Records of where elements appear:
▬▬▬
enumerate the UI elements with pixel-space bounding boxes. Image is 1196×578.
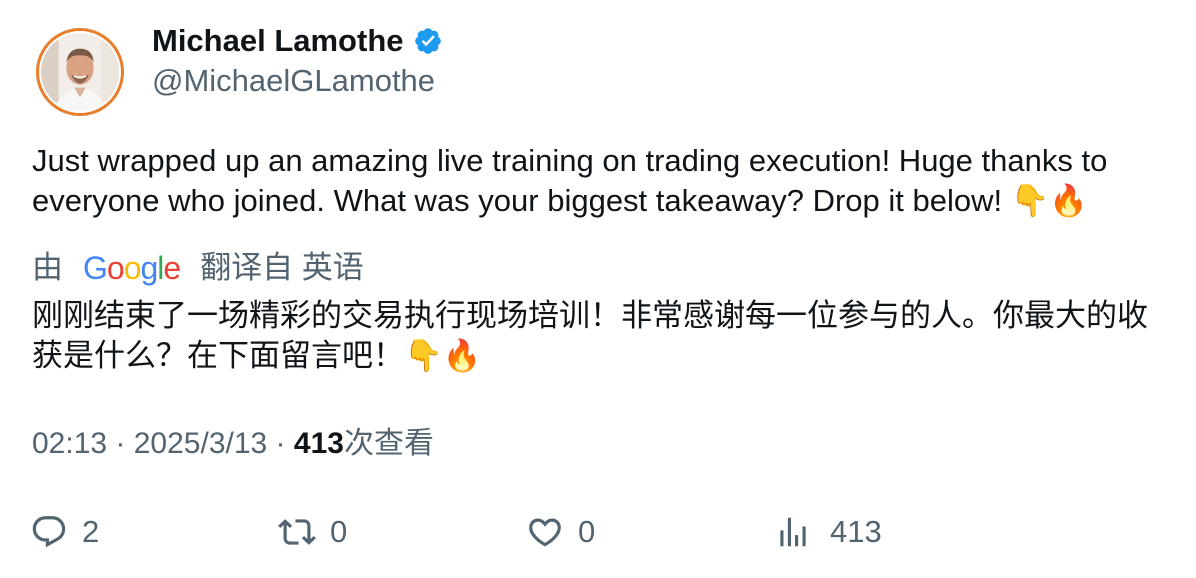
meta-separator: · (267, 427, 294, 460)
tweet-text: Just wrapped up an amazing live training… (32, 143, 1108, 218)
views-count: 413 (293, 427, 344, 460)
meta-separator: · (107, 427, 134, 460)
reply-button[interactable]: 2 (30, 510, 99, 554)
reply-count: 2 (82, 514, 100, 549)
verified-badge-icon[interactable] (413, 26, 443, 56)
translation-attribution: 由 Google 翻译自 英语 (32, 248, 364, 288)
heart-icon (526, 513, 564, 551)
reply-bubble-icon (30, 513, 68, 551)
avatar-portrait-image (41, 33, 119, 111)
author-name-row[interactable]: Michael Lamothe (152, 22, 443, 60)
tweet-card: Michael Lamothe @MichaelGLamothe Just wr… (0, 0, 1196, 578)
repost-arrows-icon (278, 513, 316, 551)
translation-prefix: 由 (32, 250, 63, 285)
views-label: 次查看 (343, 427, 434, 460)
author-name[interactable]: Michael Lamothe (152, 22, 404, 60)
tweet-time[interactable]: 02:13 (32, 427, 107, 460)
action-bar: 2 0 0 413 (0, 510, 1196, 554)
like-button[interactable]: 0 (526, 510, 595, 554)
views-button[interactable]: 413 (774, 510, 882, 554)
tweet-meta: 02:13 · 2025/3/13 · 413次查看 (32, 424, 434, 464)
bar-chart-icon (774, 513, 812, 551)
repost-button[interactable]: 0 (278, 510, 347, 554)
google-logo[interactable]: Google (83, 248, 181, 288)
avatar-photo (39, 31, 121, 113)
translation-suffix: 翻译自 英语 (200, 250, 364, 285)
author-handle[interactable]: @MichaelGLamothe (152, 62, 435, 100)
avatar[interactable] (36, 28, 124, 116)
tweet-date[interactable]: 2025/3/13 (134, 427, 267, 460)
repost-count: 0 (330, 514, 348, 549)
like-count: 0 (578, 514, 596, 549)
translated-tweet-text: 刚刚结束了一场精彩的交易执行现场培训！非常感谢每一位参与的人。你最大的收获是什么… (32, 298, 1148, 373)
views-action-count: 413 (830, 514, 882, 549)
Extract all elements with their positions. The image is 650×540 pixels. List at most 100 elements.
▬▬▬
▸ Work to complete: Can you give these items again with every "tweet" swapped for "post" and nothing else changed, leaving the pictures out?

▸ Final answer:
enumerate the UI elements with pixel-space bounding boxes. Image is 1196×578.
meta-separator: · (267, 427, 294, 460)
post-text: Just wrapped up an amazing live training… (32, 143, 1108, 218)
views-count: 413 (293, 427, 344, 460)
meta-separator: · (107, 427, 134, 460)
reply-button[interactable]: 2 (30, 510, 99, 554)
reply-count: 2 (82, 514, 100, 549)
verified-badge-icon[interactable] (413, 26, 443, 56)
translation-attribution: 由 Google 翻译自 英语 (32, 248, 364, 288)
heart-icon (526, 513, 564, 551)
reply-bubble-icon (30, 513, 68, 551)
avatar-portrait-image (41, 33, 119, 111)
author-name-row[interactable]: Michael Lamothe (152, 22, 443, 60)
post-card: Michael Lamothe @MichaelGLamothe Just wr… (0, 0, 1196, 578)
repost-arrows-icon (278, 513, 316, 551)
translation-prefix: 由 (32, 250, 63, 285)
views-label: 次查看 (343, 427, 434, 460)
author-name[interactable]: Michael Lamothe (152, 22, 404, 60)
post-time[interactable]: 02:13 (32, 427, 107, 460)
action-bar: 2 0 0 413 (0, 510, 1196, 554)
like-button[interactable]: 0 (526, 510, 595, 554)
views-button[interactable]: 413 (774, 510, 882, 554)
post-meta: 02:13 · 2025/3/13 · 413次查看 (32, 424, 434, 464)
bar-chart-icon (774, 513, 812, 551)
repost-button[interactable]: 0 (278, 510, 347, 554)
google-logo[interactable]: Google (83, 248, 181, 288)
avatar-photo (39, 31, 121, 113)
translation-suffix: 翻译自 英语 (200, 250, 364, 285)
author-handle[interactable]: @MichaelGLamothe (152, 62, 435, 100)
avatar[interactable] (36, 28, 124, 116)
post-date[interactable]: 2025/3/13 (134, 427, 267, 460)
repost-count: 0 (330, 514, 348, 549)
like-count: 0 (578, 514, 596, 549)
translated-post-text: 刚刚结束了一场精彩的交易执行现场培训！非常感谢每一位参与的人。你最大的收获是什么… (32, 298, 1148, 373)
views-action-count: 413 (830, 514, 882, 549)
Extract all elements with their positions. The image is 650×540 pixels. List at most 100 elements.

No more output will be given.